• **What is asked**
Take the data below and repeat it exactly.

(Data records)
[Begin]

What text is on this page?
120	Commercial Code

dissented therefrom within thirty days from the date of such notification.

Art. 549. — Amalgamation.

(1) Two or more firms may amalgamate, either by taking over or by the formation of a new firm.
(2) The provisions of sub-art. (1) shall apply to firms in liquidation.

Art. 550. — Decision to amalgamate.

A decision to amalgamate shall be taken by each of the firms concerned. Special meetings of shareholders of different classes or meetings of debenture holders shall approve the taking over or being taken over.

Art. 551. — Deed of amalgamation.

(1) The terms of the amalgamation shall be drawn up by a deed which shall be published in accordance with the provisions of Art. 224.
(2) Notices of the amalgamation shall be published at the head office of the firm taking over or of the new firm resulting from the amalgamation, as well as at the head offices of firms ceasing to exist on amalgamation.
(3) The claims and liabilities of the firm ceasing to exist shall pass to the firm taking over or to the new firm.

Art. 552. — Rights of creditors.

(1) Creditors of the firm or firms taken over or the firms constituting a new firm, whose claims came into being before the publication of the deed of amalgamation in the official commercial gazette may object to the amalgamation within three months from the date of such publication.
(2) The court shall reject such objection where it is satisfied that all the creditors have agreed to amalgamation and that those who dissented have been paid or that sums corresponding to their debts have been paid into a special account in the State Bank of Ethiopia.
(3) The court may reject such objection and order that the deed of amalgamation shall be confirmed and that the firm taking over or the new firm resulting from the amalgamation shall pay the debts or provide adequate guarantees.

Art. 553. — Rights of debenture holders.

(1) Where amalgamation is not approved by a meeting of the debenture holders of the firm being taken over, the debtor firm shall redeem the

[End]

• **The solution**
What text is on this page?
120	Commercial Code

dissented therefrom within thirty days from the date of such notification.

Art. 549. — Amalgamation.

(1) Two or more firms may amalgamate, either by taking over or by the formation of a new firm.
(2) The provisions of sub-art. (1) shall apply to firms in liquidation.

Art. 550. — Decision to amalgamate.

A decision to amalgamate shall be taken by each of the firms concerned. Special meetings of shareholders of different classes or meetings of debenture holders shall approve the taking over or being taken over.

Art. 551. — Deed of amalgamation.

(1) The terms of the amalgamation shall be drawn up by a deed which shall be published in accordance with the provisions of Art. 224.
(2) Notices of the amalgamation shall be published at the head office of the firm taking over or of the new firm resulting from the amalgamation, as well as at the head offices of firms ceasing to exist on amalgamation.
(3) The claims and liabilities of the firm ceasing to exist shall pass to the firm taking over or to the new firm.

Art. 552. — Rights of creditors.

(1) Creditors of the firm or firms taken over or the firms constituting a new firm, whose claims came into being before the publication of the deed of amalgamation in the official commercial gazette may object to the amalgamation within three months from the date of such publication.
(2) The court shall reject such objection where it is satisfied that all the creditors have agreed to amalgamation and that those who dissented have been paid or that sums corresponding to their debts have been paid into a special account in the State Bank of Ethiopia.
(3) The court may reject such objection and order that the deed of amalgamation shall be confirmed and that the firm taking over or the new firm resulting from the amalgamation shall pay the debts or provide adequate guarantees.

Art. 553. — Rights of debenture holders.

(1) Where amalgamation is not approved by a meeting of the debenture holders of the firm being taken over, the debtor firm shall redeem the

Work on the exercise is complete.